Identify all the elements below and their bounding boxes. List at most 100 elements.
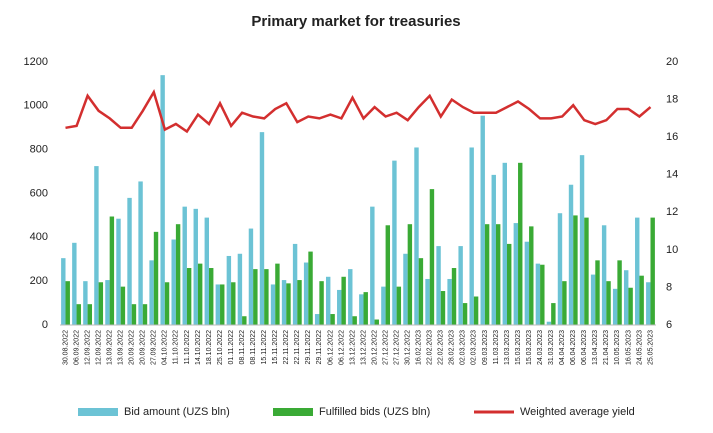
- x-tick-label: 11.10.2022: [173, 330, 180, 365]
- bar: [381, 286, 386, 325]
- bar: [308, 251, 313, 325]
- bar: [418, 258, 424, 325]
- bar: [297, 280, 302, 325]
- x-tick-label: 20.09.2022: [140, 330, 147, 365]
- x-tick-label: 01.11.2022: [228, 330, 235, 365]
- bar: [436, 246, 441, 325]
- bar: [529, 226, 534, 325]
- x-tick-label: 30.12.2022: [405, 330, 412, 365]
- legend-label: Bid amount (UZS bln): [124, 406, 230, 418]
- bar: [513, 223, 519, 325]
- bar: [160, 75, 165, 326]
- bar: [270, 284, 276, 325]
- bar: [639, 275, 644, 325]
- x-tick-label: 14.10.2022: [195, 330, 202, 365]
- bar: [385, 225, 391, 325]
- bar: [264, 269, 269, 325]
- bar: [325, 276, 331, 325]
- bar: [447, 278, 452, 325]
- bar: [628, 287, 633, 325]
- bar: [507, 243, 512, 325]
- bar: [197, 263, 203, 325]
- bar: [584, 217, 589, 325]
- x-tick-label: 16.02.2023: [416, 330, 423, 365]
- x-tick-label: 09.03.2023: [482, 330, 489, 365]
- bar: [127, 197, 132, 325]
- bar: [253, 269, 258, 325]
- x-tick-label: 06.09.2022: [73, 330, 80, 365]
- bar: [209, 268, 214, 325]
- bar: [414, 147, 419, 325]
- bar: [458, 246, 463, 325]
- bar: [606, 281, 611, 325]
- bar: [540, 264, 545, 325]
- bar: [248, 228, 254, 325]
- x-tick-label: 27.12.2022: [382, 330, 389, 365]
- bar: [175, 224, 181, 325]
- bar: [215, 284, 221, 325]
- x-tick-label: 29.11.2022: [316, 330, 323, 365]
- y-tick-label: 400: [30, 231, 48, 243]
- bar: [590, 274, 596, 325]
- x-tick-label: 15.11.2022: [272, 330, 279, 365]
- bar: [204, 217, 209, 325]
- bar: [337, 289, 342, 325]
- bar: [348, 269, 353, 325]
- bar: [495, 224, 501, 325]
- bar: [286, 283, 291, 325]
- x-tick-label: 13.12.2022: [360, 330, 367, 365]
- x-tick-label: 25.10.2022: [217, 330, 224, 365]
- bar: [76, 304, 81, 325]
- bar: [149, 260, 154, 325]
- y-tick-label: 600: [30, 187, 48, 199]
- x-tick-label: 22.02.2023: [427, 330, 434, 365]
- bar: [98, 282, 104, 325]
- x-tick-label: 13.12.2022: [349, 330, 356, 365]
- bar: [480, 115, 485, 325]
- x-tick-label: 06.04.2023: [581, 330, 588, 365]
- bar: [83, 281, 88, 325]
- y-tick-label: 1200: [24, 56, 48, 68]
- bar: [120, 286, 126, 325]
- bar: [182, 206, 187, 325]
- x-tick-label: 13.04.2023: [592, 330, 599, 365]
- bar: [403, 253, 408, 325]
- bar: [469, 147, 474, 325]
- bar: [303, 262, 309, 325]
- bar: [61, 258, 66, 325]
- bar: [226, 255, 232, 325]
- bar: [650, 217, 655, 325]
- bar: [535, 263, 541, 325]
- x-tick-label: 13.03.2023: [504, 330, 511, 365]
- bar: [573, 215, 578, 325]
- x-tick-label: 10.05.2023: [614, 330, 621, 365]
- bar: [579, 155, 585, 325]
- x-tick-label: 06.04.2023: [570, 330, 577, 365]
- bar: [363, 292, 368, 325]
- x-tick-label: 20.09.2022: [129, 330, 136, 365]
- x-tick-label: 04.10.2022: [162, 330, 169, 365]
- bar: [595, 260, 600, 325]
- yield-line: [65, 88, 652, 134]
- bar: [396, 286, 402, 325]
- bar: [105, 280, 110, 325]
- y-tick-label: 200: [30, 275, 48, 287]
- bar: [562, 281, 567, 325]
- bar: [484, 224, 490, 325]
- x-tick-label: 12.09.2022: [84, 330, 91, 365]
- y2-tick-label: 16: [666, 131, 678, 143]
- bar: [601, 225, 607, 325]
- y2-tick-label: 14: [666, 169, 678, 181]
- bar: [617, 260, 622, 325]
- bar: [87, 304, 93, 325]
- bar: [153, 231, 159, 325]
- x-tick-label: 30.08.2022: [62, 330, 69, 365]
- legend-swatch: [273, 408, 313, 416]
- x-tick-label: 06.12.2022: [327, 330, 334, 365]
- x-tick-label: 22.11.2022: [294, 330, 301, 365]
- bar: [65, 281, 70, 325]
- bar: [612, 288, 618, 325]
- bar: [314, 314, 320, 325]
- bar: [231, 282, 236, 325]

### [GIVEN REQUEST]
Copy every line of the records above word for word, leaving out the pictures.

### [REPLY TO THE EXERCISE]
Identify all the elements below and their bounding boxes. List at most 100 elements.
- x-tick-label: 11.10.2022: [173, 330, 180, 365]
- bar: [381, 286, 386, 325]
- bar: [308, 251, 313, 325]
- bar: [418, 258, 424, 325]
- bar: [297, 280, 302, 325]
- x-tick-label: 20.09.2022: [140, 330, 147, 365]
- x-tick-label: 01.11.2022: [228, 330, 235, 365]
- bar: [436, 246, 441, 325]
- bar: [529, 226, 534, 325]
- x-tick-label: 30.12.2022: [405, 330, 412, 365]
- legend-label: Bid amount (UZS bln): [124, 406, 230, 418]
- bar: [513, 223, 519, 325]
- bar: [160, 75, 165, 326]
- bar: [270, 284, 276, 325]
- bar: [639, 275, 644, 325]
- x-tick-label: 14.10.2022: [195, 330, 202, 365]
- bar: [385, 225, 391, 325]
- bar: [264, 269, 269, 325]
- bar: [325, 276, 331, 325]
- bar: [447, 278, 452, 325]
- bar: [628, 287, 633, 325]
- bar: [507, 243, 512, 325]
- bar: [197, 263, 203, 325]
- bar: [584, 217, 589, 325]
- x-tick-label: 16.02.2023: [416, 330, 423, 365]
- x-tick-label: 09.03.2023: [482, 330, 489, 365]
- bar: [127, 197, 132, 325]
- bar: [253, 269, 258, 325]
- x-tick-label: 06.09.2022: [73, 330, 80, 365]
- bar: [209, 268, 214, 325]
- bar: [414, 147, 419, 325]
- bar: [458, 246, 463, 325]
- bar: [606, 281, 611, 325]
- bar: [540, 264, 545, 325]
- bar: [248, 228, 254, 325]
- x-tick-label: 27.12.2022: [382, 330, 389, 365]
- bar: [175, 224, 181, 325]
- bar: [215, 284, 221, 325]
- x-tick-label: 29.11.2022: [316, 330, 323, 365]
- y-tick-label: 400: [30, 231, 48, 243]
- bar: [590, 274, 596, 325]
- x-tick-label: 15.11.2022: [272, 330, 279, 365]
- bar: [204, 217, 209, 325]
- bar: [337, 289, 342, 325]
- bar: [348, 269, 353, 325]
- bar: [495, 224, 501, 325]
- bar: [286, 283, 291, 325]
- x-tick-label: 13.12.2022: [360, 330, 367, 365]
- x-tick-label: 25.10.2022: [217, 330, 224, 365]
- bar: [76, 304, 81, 325]
- bar: [149, 260, 154, 325]
- y-tick-label: 600: [30, 187, 48, 199]
- x-tick-label: 22.02.2023: [427, 330, 434, 365]
- bar: [98, 282, 104, 325]
- x-tick-label: 13.12.2022: [349, 330, 356, 365]
- bar: [480, 115, 485, 325]
- x-tick-label: 06.04.2023: [581, 330, 588, 365]
- bar: [83, 281, 88, 325]
- y-tick-label: 1200: [24, 56, 48, 68]
- bar: [120, 286, 126, 325]
- bar: [182, 206, 187, 325]
- x-tick-label: 13.04.2023: [592, 330, 599, 365]
- bar: [403, 253, 408, 325]
- bar: [469, 147, 474, 325]
- bar: [303, 262, 309, 325]
- bar: [61, 258, 66, 325]
- bar: [226, 255, 232, 325]
- bar: [650, 217, 655, 325]
- bar: [535, 263, 541, 325]
- x-tick-label: 13.03.2023: [504, 330, 511, 365]
- bar: [573, 215, 578, 325]
- x-tick-label: 10.05.2023: [614, 330, 621, 365]
- bar: [579, 155, 585, 325]
- x-tick-label: 06.04.2023: [570, 330, 577, 365]
- bar: [363, 292, 368, 325]
- x-tick-label: 20.09.2022: [129, 330, 136, 365]
- x-tick-label: 04.10.2022: [162, 330, 169, 365]
- bar: [595, 260, 600, 325]
- yield-line: [65, 88, 652, 134]
- bar: [396, 286, 402, 325]
- bar: [105, 280, 110, 325]
- y-tick-label: 200: [30, 275, 48, 287]
- bar: [562, 281, 567, 325]
- bar: [484, 224, 490, 325]
- x-tick-label: 12.09.2022: [84, 330, 91, 365]
- y2-tick-label: 16: [666, 131, 678, 143]
- bar: [601, 225, 607, 325]
- y2-tick-label: 14: [666, 169, 678, 181]
- bar: [617, 260, 622, 325]
- bar: [87, 304, 93, 325]
- bar: [153, 231, 159, 325]
- x-tick-label: 30.08.2022: [62, 330, 69, 365]
- legend-swatch: [273, 408, 313, 416]
- x-tick-label: 06.12.2022: [327, 330, 334, 365]
- x-tick-label: 22.11.2022: [294, 330, 301, 365]
- bar: [65, 281, 70, 325]
- bar: [612, 288, 618, 325]
- bar: [314, 314, 320, 325]
- bar: [231, 282, 236, 325]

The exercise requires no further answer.